Records for the exercise:
* * * * *
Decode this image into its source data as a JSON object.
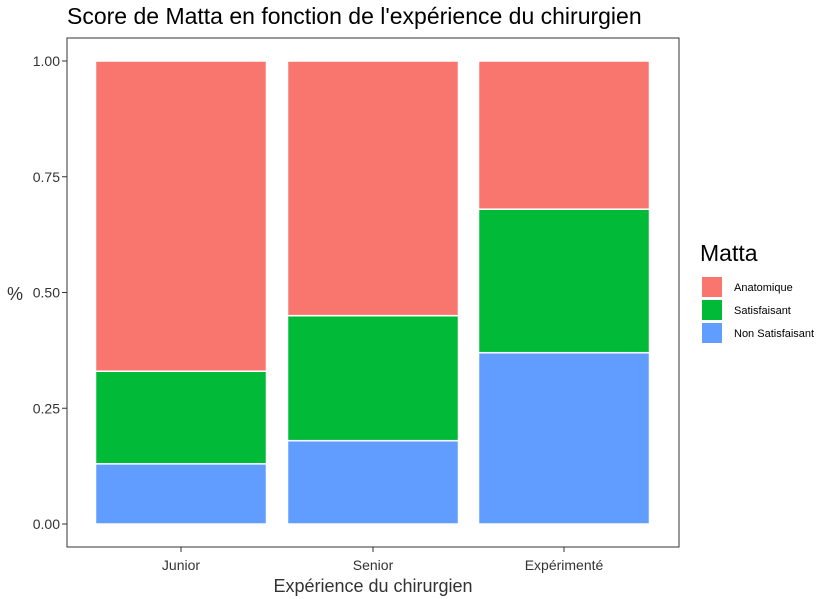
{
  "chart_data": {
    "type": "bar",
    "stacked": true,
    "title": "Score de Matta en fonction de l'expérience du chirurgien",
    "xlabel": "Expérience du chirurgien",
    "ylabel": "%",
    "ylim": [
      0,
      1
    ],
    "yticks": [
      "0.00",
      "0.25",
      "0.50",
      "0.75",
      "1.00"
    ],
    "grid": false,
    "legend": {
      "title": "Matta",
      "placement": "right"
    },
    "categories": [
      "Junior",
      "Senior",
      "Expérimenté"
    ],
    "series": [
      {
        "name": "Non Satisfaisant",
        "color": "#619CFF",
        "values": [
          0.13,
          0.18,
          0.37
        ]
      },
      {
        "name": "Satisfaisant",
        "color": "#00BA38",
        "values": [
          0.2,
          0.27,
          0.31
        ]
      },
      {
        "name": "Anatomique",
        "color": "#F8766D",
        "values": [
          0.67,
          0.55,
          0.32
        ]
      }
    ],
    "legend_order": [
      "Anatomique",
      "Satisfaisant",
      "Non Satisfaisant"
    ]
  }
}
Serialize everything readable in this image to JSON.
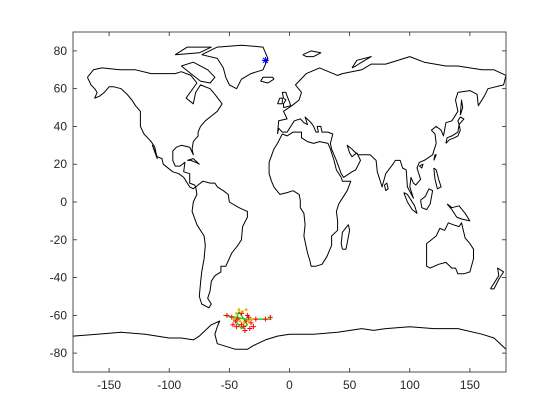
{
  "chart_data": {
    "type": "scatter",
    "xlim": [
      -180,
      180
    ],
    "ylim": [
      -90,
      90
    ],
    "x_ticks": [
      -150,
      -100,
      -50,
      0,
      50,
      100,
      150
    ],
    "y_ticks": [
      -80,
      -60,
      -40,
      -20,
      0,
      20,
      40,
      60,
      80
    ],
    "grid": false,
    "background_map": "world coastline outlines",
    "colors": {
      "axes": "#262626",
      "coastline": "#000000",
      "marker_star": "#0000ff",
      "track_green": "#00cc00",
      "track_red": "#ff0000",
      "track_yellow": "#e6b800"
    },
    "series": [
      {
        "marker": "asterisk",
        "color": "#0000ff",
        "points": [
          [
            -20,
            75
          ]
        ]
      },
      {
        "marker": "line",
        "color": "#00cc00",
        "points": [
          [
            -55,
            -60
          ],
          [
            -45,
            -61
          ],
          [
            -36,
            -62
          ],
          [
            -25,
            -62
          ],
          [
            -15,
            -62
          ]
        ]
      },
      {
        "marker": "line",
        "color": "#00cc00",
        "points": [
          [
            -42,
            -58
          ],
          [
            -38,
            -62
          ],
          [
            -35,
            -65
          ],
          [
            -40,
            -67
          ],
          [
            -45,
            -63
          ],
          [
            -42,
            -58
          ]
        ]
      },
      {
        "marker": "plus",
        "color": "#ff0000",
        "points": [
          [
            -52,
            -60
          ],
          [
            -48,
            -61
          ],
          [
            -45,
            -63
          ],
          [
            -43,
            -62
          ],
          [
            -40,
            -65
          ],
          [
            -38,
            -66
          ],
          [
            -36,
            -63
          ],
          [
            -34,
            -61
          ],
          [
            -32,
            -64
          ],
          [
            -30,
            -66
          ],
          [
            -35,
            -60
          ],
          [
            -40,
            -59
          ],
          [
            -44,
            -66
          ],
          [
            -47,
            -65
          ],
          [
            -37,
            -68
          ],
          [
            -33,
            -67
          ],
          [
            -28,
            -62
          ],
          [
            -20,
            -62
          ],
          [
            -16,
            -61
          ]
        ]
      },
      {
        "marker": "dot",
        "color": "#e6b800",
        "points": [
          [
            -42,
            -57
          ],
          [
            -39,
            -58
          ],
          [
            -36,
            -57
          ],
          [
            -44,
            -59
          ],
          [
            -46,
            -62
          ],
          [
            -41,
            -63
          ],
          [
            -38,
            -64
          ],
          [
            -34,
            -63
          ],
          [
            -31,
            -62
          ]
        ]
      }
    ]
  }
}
* * * * *
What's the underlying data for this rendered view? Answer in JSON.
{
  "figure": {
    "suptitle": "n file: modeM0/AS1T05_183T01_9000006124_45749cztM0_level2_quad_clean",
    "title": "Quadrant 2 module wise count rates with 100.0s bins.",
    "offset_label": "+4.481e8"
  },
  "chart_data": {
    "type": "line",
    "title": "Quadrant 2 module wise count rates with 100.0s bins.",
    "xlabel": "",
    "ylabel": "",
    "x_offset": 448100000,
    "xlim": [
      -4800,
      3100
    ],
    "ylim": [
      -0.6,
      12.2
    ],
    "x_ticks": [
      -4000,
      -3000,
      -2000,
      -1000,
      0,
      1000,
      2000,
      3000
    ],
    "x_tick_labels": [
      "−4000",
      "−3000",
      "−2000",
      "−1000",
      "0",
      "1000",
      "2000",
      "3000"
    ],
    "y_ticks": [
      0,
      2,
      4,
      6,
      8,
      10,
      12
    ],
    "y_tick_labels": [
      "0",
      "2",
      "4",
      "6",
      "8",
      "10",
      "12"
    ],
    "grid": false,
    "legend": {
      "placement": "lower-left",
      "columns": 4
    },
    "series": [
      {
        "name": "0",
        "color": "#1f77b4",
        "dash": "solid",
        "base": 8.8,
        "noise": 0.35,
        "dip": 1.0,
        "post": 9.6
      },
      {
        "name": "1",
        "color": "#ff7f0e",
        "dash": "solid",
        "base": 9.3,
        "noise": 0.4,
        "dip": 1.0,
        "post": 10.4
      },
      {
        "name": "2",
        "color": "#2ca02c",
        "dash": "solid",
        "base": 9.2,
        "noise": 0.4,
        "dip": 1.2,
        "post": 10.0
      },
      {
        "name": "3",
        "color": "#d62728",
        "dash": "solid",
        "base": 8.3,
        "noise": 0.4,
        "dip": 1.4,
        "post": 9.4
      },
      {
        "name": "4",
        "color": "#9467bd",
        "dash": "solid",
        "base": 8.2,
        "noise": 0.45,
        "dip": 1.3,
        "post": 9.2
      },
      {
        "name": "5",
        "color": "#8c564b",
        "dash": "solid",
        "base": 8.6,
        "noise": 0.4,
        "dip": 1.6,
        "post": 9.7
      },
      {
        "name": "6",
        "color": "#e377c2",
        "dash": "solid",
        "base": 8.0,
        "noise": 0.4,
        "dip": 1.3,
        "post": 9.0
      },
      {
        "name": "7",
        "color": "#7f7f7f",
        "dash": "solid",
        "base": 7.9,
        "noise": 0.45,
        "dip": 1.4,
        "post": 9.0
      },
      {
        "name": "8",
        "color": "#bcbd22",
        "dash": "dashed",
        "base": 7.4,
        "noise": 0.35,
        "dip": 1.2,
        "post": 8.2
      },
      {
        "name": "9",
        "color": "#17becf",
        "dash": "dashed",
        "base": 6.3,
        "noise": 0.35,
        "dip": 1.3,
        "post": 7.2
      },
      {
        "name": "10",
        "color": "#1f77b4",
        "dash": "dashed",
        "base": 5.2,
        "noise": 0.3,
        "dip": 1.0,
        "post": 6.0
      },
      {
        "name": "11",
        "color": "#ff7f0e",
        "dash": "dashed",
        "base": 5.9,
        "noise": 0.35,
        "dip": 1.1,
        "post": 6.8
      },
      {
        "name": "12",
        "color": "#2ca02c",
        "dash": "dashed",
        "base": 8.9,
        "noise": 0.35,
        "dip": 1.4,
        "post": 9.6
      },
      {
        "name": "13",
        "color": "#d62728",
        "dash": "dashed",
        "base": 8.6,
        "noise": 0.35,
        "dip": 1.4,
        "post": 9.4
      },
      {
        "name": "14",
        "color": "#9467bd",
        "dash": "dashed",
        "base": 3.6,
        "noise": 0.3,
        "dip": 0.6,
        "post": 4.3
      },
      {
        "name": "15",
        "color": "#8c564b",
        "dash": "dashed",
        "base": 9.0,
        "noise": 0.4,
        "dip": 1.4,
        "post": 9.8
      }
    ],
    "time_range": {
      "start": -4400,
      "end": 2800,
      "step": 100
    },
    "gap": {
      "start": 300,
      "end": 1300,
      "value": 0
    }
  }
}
* * * * *
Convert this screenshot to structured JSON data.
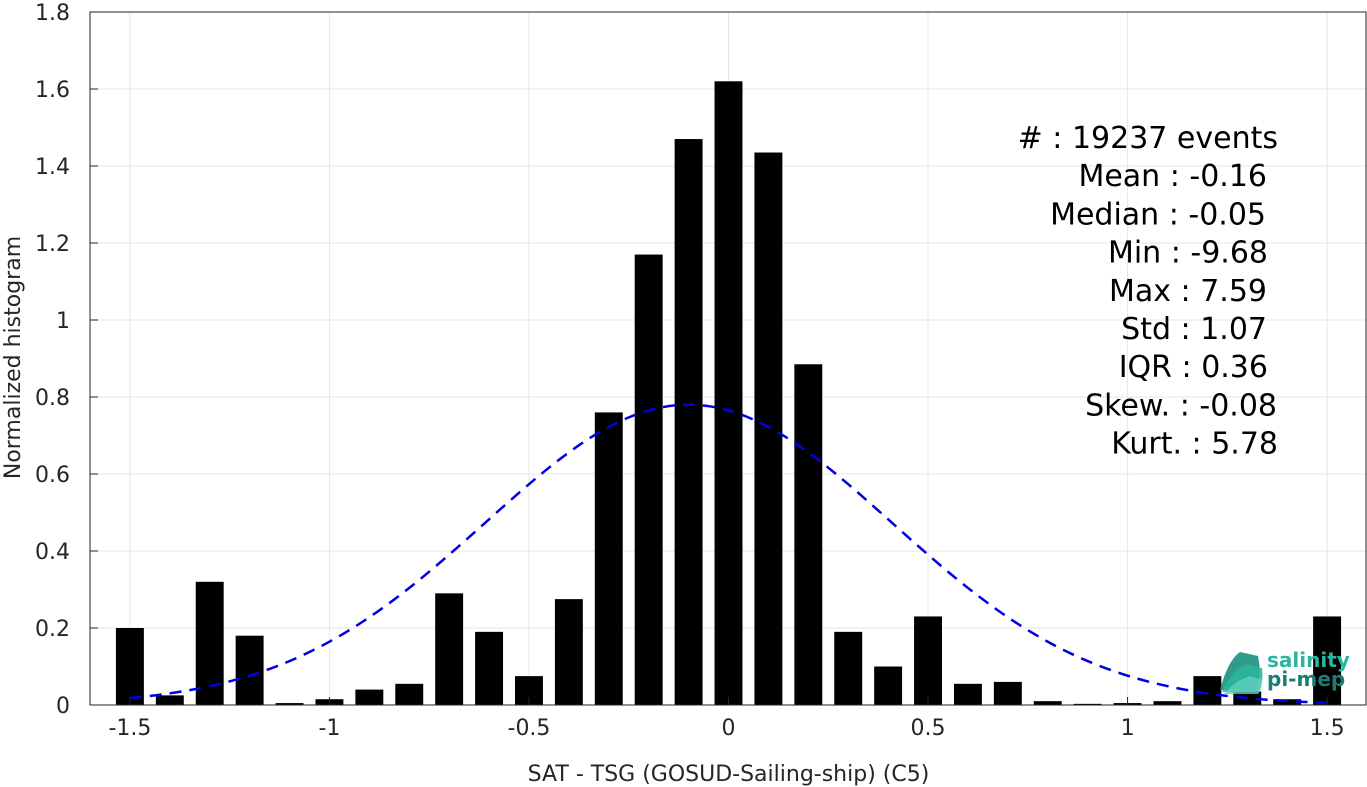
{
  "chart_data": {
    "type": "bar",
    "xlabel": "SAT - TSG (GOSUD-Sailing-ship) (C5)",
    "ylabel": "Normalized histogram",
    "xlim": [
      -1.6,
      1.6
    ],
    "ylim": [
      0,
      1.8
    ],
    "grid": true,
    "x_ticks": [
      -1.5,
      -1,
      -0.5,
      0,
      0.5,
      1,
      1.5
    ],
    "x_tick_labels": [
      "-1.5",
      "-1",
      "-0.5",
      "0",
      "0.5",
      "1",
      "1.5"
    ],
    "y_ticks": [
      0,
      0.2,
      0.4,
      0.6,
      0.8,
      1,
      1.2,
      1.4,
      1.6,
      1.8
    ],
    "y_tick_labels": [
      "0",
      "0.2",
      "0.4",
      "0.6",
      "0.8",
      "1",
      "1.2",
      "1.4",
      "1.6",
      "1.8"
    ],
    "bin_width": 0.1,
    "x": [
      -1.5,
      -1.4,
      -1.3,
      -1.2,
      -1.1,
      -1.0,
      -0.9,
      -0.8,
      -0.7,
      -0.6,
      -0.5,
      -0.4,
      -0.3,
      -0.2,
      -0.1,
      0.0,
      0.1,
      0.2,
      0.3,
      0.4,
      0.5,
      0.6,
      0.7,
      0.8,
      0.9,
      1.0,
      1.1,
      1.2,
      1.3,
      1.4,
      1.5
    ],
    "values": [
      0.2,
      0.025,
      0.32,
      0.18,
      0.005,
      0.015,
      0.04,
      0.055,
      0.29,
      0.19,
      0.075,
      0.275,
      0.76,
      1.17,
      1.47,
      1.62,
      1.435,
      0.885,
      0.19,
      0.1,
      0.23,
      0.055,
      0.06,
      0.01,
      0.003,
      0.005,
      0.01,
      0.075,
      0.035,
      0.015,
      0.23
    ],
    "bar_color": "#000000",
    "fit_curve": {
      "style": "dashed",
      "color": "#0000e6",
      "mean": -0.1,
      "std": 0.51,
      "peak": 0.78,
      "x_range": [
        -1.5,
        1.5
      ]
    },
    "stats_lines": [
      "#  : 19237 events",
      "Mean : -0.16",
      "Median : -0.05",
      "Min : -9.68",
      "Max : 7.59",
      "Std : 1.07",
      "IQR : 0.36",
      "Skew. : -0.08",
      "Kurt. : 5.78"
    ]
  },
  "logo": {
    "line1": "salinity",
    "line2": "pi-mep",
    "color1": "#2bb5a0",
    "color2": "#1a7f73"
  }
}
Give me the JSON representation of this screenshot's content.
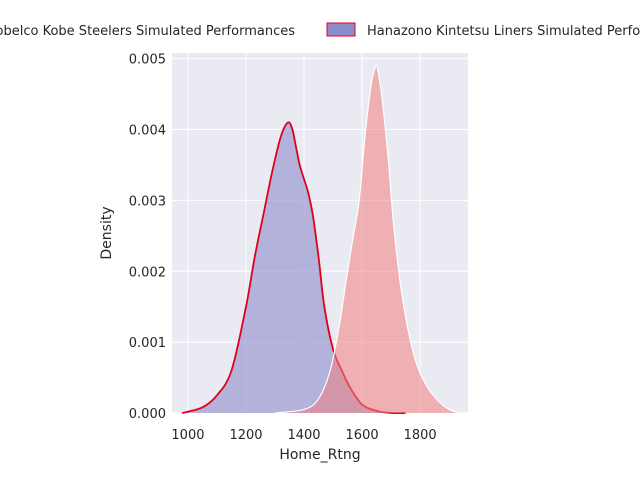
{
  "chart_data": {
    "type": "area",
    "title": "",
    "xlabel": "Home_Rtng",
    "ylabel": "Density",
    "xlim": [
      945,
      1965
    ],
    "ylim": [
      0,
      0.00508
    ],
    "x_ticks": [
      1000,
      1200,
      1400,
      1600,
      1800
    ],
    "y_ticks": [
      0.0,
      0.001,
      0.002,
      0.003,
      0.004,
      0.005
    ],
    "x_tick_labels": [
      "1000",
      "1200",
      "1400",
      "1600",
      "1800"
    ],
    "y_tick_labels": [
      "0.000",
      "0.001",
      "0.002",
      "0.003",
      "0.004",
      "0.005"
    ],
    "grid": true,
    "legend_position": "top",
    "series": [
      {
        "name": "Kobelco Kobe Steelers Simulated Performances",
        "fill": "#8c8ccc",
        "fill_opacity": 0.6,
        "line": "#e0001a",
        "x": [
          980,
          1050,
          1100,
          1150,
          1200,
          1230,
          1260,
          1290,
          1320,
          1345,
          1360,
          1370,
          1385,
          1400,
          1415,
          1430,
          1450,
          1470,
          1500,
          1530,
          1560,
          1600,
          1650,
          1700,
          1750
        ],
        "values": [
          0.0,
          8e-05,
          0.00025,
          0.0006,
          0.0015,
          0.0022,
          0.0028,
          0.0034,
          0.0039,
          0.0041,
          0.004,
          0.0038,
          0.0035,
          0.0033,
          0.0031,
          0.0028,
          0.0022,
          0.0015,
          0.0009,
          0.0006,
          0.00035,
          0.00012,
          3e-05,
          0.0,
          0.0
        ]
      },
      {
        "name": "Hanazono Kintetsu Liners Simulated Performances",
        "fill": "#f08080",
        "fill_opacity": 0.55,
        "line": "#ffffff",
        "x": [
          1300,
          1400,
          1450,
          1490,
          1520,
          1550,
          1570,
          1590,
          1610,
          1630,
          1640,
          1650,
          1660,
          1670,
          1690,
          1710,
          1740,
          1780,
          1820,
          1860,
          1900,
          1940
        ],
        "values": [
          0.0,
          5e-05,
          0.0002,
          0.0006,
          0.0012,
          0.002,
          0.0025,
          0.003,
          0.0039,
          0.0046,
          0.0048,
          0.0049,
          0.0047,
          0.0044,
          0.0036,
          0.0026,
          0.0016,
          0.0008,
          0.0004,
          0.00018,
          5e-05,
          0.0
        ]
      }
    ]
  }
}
* * * * *
What you are asked to do:
Look through the listing and extract every line with "screenshot" in it.

Response to this task:
Convert this screenshot to structured JSON data.
Give me the JSON representation of this screenshot's content.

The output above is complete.